What to work on:
Retype all the entries word for word, but omit the pictures.

Extracted data entries:
**********
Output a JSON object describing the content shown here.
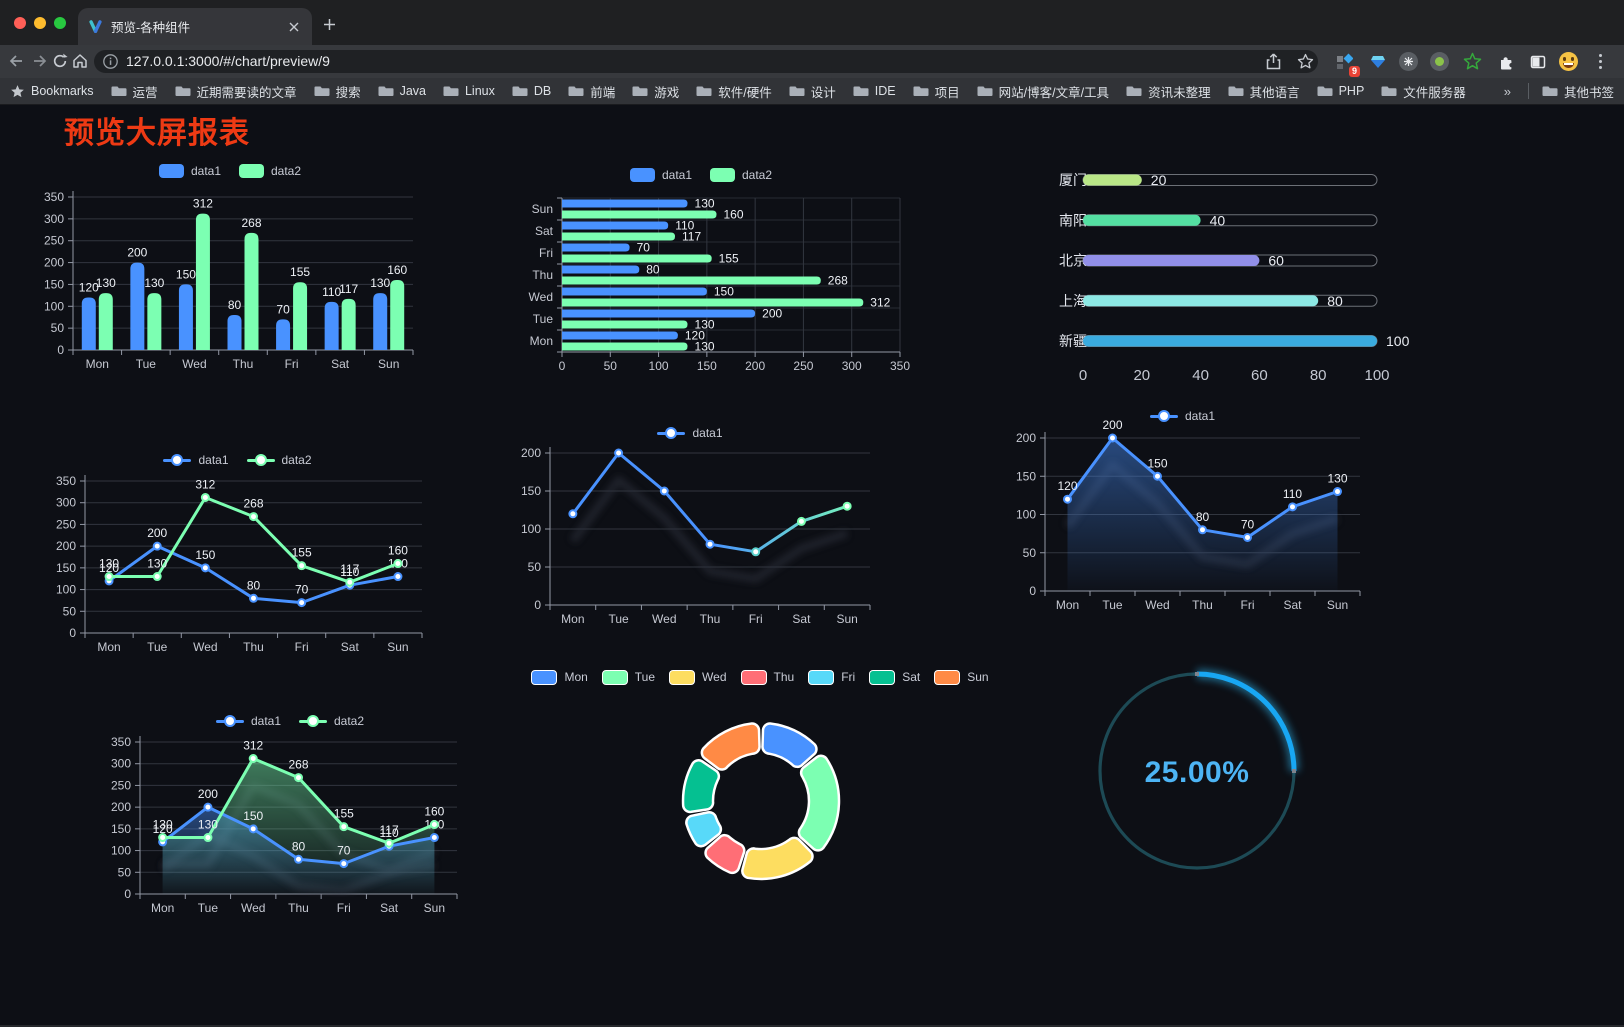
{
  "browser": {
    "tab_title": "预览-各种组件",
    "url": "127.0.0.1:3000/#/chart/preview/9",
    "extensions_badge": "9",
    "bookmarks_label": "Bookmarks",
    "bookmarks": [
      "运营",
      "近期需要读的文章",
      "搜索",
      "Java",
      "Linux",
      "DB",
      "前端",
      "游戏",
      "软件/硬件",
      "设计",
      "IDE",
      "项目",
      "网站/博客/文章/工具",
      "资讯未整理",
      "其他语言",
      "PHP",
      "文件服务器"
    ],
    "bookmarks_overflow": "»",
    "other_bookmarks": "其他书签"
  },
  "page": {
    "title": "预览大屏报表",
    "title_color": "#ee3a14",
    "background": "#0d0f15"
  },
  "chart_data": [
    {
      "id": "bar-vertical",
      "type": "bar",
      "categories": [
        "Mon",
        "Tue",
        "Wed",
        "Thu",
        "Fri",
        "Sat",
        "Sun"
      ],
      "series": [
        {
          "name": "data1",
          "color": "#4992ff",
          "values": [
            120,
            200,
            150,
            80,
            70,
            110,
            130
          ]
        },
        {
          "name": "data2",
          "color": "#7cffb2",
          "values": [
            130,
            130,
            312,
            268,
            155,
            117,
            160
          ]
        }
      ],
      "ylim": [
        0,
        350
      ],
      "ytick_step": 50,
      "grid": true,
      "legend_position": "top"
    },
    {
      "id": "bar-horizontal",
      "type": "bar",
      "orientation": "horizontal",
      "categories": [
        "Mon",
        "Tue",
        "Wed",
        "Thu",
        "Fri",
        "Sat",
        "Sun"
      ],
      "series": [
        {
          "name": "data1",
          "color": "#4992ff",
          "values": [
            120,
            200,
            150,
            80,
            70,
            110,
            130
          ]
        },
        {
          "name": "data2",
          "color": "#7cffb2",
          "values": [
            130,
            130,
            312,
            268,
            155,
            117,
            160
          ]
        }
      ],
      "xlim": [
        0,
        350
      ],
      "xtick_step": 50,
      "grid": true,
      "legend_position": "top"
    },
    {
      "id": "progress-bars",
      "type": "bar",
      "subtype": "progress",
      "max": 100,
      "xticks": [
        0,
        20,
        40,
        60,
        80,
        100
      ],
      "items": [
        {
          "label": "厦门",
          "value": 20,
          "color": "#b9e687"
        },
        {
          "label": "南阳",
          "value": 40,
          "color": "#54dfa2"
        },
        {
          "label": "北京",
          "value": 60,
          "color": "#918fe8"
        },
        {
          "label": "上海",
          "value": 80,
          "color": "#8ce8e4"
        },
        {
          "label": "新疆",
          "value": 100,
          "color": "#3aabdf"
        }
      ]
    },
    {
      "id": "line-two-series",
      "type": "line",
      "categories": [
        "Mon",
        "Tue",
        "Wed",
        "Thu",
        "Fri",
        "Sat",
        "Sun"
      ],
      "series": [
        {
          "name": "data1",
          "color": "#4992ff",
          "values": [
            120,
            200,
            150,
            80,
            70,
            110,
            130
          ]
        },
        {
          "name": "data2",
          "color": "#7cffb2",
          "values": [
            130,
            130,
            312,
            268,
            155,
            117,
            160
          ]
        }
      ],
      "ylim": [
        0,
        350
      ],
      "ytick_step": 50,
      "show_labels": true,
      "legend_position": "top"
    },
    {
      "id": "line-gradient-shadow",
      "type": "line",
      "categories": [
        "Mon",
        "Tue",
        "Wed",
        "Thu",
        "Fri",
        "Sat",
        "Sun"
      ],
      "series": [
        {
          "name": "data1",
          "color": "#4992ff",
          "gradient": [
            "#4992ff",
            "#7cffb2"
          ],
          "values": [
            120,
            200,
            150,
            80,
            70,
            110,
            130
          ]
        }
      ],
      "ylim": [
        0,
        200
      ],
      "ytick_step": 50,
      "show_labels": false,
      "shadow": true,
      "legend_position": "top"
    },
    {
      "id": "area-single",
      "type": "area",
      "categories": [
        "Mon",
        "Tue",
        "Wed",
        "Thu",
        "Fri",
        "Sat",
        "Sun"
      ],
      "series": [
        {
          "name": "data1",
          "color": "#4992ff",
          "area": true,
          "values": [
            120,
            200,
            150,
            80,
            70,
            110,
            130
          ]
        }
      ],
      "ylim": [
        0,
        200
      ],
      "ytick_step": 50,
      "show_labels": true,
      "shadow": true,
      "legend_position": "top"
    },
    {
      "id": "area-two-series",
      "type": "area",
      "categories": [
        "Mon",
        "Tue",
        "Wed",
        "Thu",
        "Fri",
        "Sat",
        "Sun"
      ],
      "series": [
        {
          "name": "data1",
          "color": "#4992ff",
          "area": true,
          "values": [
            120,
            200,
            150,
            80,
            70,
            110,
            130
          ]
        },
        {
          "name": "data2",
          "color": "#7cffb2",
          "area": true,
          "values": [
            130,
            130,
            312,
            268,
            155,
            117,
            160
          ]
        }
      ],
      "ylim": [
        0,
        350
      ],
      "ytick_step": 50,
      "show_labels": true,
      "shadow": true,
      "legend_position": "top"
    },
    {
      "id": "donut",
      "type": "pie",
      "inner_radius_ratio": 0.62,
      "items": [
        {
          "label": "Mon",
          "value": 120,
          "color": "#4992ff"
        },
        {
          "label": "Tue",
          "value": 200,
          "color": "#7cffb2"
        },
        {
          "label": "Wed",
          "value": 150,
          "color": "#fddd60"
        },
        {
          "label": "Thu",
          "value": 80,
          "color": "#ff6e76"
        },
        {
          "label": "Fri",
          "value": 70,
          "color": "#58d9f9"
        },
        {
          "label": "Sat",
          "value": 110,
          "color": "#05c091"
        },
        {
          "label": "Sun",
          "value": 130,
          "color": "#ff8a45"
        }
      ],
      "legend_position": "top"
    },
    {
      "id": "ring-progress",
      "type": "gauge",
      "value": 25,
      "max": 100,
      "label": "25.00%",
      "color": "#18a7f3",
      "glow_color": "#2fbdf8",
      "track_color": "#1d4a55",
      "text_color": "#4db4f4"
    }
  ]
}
**********
The result:
Output a JSON object describing the content shown here.
{
  "browser": {
    "tab_title": "预览-各种组件",
    "url": "127.0.0.1:3000/#/chart/preview/9",
    "extensions_badge": "9",
    "bookmarks_label": "Bookmarks",
    "bookmarks": [
      "运营",
      "近期需要读的文章",
      "搜索",
      "Java",
      "Linux",
      "DB",
      "前端",
      "游戏",
      "软件/硬件",
      "设计",
      "IDE",
      "项目",
      "网站/博客/文章/工具",
      "资讯未整理",
      "其他语言",
      "PHP",
      "文件服务器"
    ],
    "bookmarks_overflow": "»",
    "other_bookmarks": "其他书签"
  },
  "page": {
    "title": "预览大屏报表",
    "title_color": "#ee3a14",
    "background": "#0d0f15"
  },
  "chart_data": [
    {
      "id": "bar-vertical",
      "type": "bar",
      "categories": [
        "Mon",
        "Tue",
        "Wed",
        "Thu",
        "Fri",
        "Sat",
        "Sun"
      ],
      "series": [
        {
          "name": "data1",
          "color": "#4992ff",
          "values": [
            120,
            200,
            150,
            80,
            70,
            110,
            130
          ]
        },
        {
          "name": "data2",
          "color": "#7cffb2",
          "values": [
            130,
            130,
            312,
            268,
            155,
            117,
            160
          ]
        }
      ],
      "ylim": [
        0,
        350
      ],
      "ytick_step": 50,
      "grid": true,
      "legend_position": "top"
    },
    {
      "id": "bar-horizontal",
      "type": "bar",
      "orientation": "horizontal",
      "categories": [
        "Mon",
        "Tue",
        "Wed",
        "Thu",
        "Fri",
        "Sat",
        "Sun"
      ],
      "series": [
        {
          "name": "data1",
          "color": "#4992ff",
          "values": [
            120,
            200,
            150,
            80,
            70,
            110,
            130
          ]
        },
        {
          "name": "data2",
          "color": "#7cffb2",
          "values": [
            130,
            130,
            312,
            268,
            155,
            117,
            160
          ]
        }
      ],
      "xlim": [
        0,
        350
      ],
      "xtick_step": 50,
      "grid": true,
      "legend_position": "top"
    },
    {
      "id": "progress-bars",
      "type": "bar",
      "subtype": "progress",
      "max": 100,
      "xticks": [
        0,
        20,
        40,
        60,
        80,
        100
      ],
      "items": [
        {
          "label": "厦门",
          "value": 20,
          "color": "#b9e687"
        },
        {
          "label": "南阳",
          "value": 40,
          "color": "#54dfa2"
        },
        {
          "label": "北京",
          "value": 60,
          "color": "#918fe8"
        },
        {
          "label": "上海",
          "value": 80,
          "color": "#8ce8e4"
        },
        {
          "label": "新疆",
          "value": 100,
          "color": "#3aabdf"
        }
      ]
    },
    {
      "id": "line-two-series",
      "type": "line",
      "categories": [
        "Mon",
        "Tue",
        "Wed",
        "Thu",
        "Fri",
        "Sat",
        "Sun"
      ],
      "series": [
        {
          "name": "data1",
          "color": "#4992ff",
          "values": [
            120,
            200,
            150,
            80,
            70,
            110,
            130
          ]
        },
        {
          "name": "data2",
          "color": "#7cffb2",
          "values": [
            130,
            130,
            312,
            268,
            155,
            117,
            160
          ]
        }
      ],
      "ylim": [
        0,
        350
      ],
      "ytick_step": 50,
      "show_labels": true,
      "legend_position": "top"
    },
    {
      "id": "line-gradient-shadow",
      "type": "line",
      "categories": [
        "Mon",
        "Tue",
        "Wed",
        "Thu",
        "Fri",
        "Sat",
        "Sun"
      ],
      "series": [
        {
          "name": "data1",
          "color": "#4992ff",
          "gradient": [
            "#4992ff",
            "#7cffb2"
          ],
          "values": [
            120,
            200,
            150,
            80,
            70,
            110,
            130
          ]
        }
      ],
      "ylim": [
        0,
        200
      ],
      "ytick_step": 50,
      "show_labels": false,
      "shadow": true,
      "legend_position": "top"
    },
    {
      "id": "area-single",
      "type": "area",
      "categories": [
        "Mon",
        "Tue",
        "Wed",
        "Thu",
        "Fri",
        "Sat",
        "Sun"
      ],
      "series": [
        {
          "name": "data1",
          "color": "#4992ff",
          "area": true,
          "values": [
            120,
            200,
            150,
            80,
            70,
            110,
            130
          ]
        }
      ],
      "ylim": [
        0,
        200
      ],
      "ytick_step": 50,
      "show_labels": true,
      "shadow": true,
      "legend_position": "top"
    },
    {
      "id": "area-two-series",
      "type": "area",
      "categories": [
        "Mon",
        "Tue",
        "Wed",
        "Thu",
        "Fri",
        "Sat",
        "Sun"
      ],
      "series": [
        {
          "name": "data1",
          "color": "#4992ff",
          "area": true,
          "values": [
            120,
            200,
            150,
            80,
            70,
            110,
            130
          ]
        },
        {
          "name": "data2",
          "color": "#7cffb2",
          "area": true,
          "values": [
            130,
            130,
            312,
            268,
            155,
            117,
            160
          ]
        }
      ],
      "ylim": [
        0,
        350
      ],
      "ytick_step": 50,
      "show_labels": true,
      "shadow": true,
      "legend_position": "top"
    },
    {
      "id": "donut",
      "type": "pie",
      "inner_radius_ratio": 0.62,
      "items": [
        {
          "label": "Mon",
          "value": 120,
          "color": "#4992ff"
        },
        {
          "label": "Tue",
          "value": 200,
          "color": "#7cffb2"
        },
        {
          "label": "Wed",
          "value": 150,
          "color": "#fddd60"
        },
        {
          "label": "Thu",
          "value": 80,
          "color": "#ff6e76"
        },
        {
          "label": "Fri",
          "value": 70,
          "color": "#58d9f9"
        },
        {
          "label": "Sat",
          "value": 110,
          "color": "#05c091"
        },
        {
          "label": "Sun",
          "value": 130,
          "color": "#ff8a45"
        }
      ],
      "legend_position": "top"
    },
    {
      "id": "ring-progress",
      "type": "gauge",
      "value": 25,
      "max": 100,
      "label": "25.00%",
      "color": "#18a7f3",
      "glow_color": "#2fbdf8",
      "track_color": "#1d4a55",
      "text_color": "#4db4f4"
    }
  ]
}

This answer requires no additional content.